| FRAGMENTO DE ORIGEN |
== == ==
Con respecto a lo que decías al principio, yo tampoco tengo vocación de empresario. Por no saber, no sé ni lo que es un Excel. Ser empresario es una obligación para hacer lo que quiero hacer, que es decidir que tu restaurante lo abres cuatro días y lo cierras tres, y pensar en que el equipo tenga calidad de vida, con unas jornadas laborales adecuadas, que puedan tener un puente. Esas decisiones no las toma un empresario con cabeza de empresario: las toma alguien que tenga más corazón que cabeza de empresario, porque no estás pensando sólo en el retorno económico, sino en el ecosistema. ¿Por qué? Porque yo formo parte de él: estoy currando dentro y ves las caras de la gente y la tuya propia. Tenemos que conseguir hacer algo para que todos estemos bien y, lógicamente, que la empresa tire para adelante.
== == ==
| REGISTROS DEL CONJUNTO |

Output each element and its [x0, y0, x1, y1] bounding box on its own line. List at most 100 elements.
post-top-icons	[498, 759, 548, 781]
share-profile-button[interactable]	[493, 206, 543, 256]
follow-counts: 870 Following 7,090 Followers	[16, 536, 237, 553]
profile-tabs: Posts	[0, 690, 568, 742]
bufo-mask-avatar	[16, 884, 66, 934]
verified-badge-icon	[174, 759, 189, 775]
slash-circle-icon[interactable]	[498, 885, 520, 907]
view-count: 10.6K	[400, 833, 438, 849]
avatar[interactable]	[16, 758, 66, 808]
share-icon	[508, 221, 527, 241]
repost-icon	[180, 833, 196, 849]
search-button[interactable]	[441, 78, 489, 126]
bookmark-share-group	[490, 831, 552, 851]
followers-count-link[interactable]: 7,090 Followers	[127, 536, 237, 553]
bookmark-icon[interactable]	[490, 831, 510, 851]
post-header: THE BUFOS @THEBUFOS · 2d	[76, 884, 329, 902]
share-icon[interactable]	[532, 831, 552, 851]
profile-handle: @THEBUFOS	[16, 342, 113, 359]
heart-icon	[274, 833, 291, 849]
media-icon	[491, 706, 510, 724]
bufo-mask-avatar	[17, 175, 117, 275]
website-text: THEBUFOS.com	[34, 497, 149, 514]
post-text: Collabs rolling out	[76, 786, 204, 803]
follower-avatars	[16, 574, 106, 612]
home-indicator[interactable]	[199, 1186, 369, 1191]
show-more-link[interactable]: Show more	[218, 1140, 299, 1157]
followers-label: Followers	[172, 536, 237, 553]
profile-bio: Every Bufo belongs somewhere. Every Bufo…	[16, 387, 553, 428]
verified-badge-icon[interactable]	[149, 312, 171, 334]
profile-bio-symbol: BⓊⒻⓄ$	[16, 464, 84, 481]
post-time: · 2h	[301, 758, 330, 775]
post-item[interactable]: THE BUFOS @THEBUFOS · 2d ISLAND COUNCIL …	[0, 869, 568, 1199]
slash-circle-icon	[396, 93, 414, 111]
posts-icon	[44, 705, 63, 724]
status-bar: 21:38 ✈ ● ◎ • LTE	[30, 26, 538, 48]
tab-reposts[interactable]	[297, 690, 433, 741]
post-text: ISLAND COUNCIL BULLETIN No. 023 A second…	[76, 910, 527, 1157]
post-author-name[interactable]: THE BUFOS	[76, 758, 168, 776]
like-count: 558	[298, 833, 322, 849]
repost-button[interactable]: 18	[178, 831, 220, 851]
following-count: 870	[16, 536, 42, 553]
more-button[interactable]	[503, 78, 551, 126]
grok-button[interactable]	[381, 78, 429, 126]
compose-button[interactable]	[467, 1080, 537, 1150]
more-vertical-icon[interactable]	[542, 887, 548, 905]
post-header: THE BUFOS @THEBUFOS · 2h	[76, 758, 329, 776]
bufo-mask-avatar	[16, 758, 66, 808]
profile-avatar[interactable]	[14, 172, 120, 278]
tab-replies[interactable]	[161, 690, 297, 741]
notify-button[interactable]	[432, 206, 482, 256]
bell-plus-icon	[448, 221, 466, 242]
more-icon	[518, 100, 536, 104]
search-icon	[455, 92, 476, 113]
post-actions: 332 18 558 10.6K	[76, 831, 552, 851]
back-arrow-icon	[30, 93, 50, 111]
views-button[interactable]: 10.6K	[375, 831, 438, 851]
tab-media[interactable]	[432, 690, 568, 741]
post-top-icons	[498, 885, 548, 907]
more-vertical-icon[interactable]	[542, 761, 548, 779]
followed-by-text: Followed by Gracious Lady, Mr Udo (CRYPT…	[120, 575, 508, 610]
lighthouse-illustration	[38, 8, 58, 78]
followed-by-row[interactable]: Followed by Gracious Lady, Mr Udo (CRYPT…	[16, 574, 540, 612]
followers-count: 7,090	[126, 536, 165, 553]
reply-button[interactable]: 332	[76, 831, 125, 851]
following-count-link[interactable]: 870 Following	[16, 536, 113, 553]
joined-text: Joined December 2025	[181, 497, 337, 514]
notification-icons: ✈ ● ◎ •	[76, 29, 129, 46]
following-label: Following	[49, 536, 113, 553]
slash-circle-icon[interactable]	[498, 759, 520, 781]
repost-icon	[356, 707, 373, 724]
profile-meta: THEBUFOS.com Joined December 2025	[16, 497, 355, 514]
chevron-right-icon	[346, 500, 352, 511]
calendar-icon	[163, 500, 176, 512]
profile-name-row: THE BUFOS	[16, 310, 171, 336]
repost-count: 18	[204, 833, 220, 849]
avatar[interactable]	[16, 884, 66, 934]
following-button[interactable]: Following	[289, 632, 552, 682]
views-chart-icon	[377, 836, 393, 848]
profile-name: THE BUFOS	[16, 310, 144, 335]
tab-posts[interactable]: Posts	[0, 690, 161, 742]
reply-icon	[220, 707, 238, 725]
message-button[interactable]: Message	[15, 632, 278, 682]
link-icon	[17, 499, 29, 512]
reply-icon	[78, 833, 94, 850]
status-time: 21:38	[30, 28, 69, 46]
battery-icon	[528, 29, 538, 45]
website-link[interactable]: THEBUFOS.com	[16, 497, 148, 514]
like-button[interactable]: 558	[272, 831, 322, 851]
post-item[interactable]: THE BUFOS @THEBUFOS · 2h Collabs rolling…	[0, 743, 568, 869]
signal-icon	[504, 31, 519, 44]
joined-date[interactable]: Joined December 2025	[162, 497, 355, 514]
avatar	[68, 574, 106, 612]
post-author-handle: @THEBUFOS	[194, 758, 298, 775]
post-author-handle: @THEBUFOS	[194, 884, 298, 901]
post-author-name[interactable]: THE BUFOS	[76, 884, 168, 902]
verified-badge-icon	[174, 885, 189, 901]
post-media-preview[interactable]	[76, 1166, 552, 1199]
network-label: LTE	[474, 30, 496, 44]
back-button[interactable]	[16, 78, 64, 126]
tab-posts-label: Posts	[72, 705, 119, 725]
== == ==
| REQUISITOS DE LA TAREA |
Reproduce del fragmento sobre ser empresario todo lo que va desde "Con respecto a" hasta "tire para adelante.", ambos incluidos. Responde basándote únicamente en el fragmento.

| RESPUESTA DEL EJERCICIO |
Con respecto a lo que decías al principio, yo tampoco tengo vocación de empresario. Por no saber, no sé ni lo que es un Excel. Ser empresario es una obligación para hacer lo que quiero hacer, que es decidir que tu restaurante lo abres cuatro días y lo cierras tres, y pensar en que el equipo tenga calidad de vida, con unas jornadas laborales adecuadas, que puedan tener un puente. Esas decisiones no las toma un empresario con cabeza de empresario: las toma alguien que tenga más corazón que cabeza de empresario, porque no estás pensando sólo en el retorno económico, sino en el ecosistema. ¿Por qué? Porque yo formo parte de él: estoy currando dentro y ves las caras de la gente y la tuya propia. Tenemos que conseguir hacer algo para que todos estemos bien y, lógicamente, que la empresa tire para adelante.